_Problem_: Tally the lines in the records underneath that contain the string "text", and state the figure by itself.

_Excerpted records_:
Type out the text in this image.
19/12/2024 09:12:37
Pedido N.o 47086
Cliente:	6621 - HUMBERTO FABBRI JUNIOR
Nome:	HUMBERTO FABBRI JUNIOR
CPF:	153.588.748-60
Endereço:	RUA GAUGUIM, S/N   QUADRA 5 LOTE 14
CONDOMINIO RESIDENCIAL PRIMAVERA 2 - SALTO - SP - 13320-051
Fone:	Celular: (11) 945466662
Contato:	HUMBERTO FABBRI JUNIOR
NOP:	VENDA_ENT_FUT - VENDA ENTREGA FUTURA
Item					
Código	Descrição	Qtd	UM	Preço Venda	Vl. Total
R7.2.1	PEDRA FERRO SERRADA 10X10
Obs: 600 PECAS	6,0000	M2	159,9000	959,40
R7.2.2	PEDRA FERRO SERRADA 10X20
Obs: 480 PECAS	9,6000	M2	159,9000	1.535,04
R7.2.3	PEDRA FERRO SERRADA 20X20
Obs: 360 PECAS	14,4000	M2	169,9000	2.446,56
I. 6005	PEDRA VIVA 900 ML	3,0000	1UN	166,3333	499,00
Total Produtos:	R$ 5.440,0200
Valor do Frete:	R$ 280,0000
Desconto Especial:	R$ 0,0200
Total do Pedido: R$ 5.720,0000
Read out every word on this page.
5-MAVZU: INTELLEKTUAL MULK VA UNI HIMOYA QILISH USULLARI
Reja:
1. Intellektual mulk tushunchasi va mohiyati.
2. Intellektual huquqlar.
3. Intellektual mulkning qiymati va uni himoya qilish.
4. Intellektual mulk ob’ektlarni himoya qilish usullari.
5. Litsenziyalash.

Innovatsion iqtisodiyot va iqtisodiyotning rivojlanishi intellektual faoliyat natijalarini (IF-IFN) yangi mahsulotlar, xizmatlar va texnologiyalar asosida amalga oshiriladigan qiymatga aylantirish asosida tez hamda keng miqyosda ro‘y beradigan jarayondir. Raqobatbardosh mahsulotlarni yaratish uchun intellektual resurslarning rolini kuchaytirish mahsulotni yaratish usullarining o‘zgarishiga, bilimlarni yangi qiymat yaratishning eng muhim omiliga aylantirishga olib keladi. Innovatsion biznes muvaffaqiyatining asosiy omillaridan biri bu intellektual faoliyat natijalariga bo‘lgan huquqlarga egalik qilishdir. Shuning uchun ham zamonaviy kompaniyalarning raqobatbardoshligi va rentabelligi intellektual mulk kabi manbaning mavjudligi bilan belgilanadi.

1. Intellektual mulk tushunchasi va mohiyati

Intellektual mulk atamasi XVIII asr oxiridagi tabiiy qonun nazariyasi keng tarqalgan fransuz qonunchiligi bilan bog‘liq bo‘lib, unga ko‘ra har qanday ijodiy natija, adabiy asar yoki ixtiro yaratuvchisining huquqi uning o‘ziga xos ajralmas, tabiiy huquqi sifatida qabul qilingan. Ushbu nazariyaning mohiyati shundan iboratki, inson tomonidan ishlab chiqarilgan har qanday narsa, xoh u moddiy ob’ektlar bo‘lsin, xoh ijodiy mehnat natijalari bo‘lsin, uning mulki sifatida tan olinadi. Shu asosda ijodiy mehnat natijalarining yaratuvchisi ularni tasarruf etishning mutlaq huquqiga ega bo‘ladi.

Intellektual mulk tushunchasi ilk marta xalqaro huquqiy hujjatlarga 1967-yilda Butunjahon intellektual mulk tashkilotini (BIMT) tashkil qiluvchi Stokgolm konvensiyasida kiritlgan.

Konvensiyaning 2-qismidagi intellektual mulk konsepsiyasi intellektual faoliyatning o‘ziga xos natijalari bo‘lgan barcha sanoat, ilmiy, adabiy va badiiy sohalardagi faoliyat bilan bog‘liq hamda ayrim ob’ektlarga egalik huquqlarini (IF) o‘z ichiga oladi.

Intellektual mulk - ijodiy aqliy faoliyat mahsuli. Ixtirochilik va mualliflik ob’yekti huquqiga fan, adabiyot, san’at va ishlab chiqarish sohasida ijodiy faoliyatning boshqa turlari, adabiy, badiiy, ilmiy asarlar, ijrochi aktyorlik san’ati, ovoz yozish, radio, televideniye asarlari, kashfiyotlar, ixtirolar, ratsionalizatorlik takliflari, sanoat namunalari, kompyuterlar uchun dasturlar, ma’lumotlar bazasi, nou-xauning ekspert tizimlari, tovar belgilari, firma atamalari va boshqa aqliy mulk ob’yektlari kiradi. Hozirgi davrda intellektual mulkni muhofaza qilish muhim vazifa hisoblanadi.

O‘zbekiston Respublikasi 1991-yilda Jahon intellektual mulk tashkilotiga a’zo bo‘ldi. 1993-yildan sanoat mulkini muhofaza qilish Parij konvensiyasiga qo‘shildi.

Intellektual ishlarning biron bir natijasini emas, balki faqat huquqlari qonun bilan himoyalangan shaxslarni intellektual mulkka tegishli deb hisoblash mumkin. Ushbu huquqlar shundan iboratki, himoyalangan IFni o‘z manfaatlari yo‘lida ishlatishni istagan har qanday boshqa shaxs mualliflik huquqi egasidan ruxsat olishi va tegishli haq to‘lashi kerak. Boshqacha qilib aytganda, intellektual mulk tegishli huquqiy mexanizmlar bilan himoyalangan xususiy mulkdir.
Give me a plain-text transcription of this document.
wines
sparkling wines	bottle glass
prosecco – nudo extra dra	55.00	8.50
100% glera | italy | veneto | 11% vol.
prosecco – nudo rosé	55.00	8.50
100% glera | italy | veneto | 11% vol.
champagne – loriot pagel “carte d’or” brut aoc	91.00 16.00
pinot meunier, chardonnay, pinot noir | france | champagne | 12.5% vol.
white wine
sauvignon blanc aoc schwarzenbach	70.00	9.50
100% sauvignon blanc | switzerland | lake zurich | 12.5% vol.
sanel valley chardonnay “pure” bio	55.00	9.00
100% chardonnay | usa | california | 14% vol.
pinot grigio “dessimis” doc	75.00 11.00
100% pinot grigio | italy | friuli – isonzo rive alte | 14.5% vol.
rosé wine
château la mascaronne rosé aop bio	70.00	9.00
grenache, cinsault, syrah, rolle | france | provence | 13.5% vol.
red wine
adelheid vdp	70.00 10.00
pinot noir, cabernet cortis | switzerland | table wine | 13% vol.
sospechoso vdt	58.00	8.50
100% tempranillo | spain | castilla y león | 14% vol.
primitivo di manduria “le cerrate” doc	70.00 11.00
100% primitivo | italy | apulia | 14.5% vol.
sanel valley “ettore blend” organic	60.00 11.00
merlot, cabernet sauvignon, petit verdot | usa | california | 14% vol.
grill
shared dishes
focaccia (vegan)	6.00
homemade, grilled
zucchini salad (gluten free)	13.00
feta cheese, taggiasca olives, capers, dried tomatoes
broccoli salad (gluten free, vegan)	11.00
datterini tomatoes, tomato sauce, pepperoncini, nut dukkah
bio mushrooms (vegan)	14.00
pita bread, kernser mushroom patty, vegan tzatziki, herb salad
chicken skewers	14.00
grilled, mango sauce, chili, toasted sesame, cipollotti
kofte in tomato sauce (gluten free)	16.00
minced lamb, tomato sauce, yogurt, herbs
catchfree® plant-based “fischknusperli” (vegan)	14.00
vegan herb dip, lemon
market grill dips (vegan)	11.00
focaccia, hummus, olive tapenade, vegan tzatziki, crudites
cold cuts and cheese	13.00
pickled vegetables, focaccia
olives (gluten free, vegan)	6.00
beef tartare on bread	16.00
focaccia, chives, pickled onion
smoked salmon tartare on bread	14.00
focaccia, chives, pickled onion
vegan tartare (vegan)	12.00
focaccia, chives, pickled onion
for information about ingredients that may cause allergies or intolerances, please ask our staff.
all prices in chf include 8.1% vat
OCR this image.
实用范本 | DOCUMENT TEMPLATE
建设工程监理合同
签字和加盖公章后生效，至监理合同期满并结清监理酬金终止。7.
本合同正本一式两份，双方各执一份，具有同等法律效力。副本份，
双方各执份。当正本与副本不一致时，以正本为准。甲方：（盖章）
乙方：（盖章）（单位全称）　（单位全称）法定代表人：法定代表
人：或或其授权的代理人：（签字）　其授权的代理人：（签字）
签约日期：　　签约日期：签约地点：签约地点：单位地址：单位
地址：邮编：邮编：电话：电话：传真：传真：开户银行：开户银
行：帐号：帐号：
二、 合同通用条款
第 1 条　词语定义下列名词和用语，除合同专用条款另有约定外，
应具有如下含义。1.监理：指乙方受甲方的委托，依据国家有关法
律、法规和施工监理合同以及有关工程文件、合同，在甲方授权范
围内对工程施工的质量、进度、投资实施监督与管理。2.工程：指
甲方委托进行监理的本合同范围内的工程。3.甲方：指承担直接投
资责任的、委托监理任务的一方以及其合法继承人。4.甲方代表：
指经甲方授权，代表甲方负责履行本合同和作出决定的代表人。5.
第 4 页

_Finished task_: 2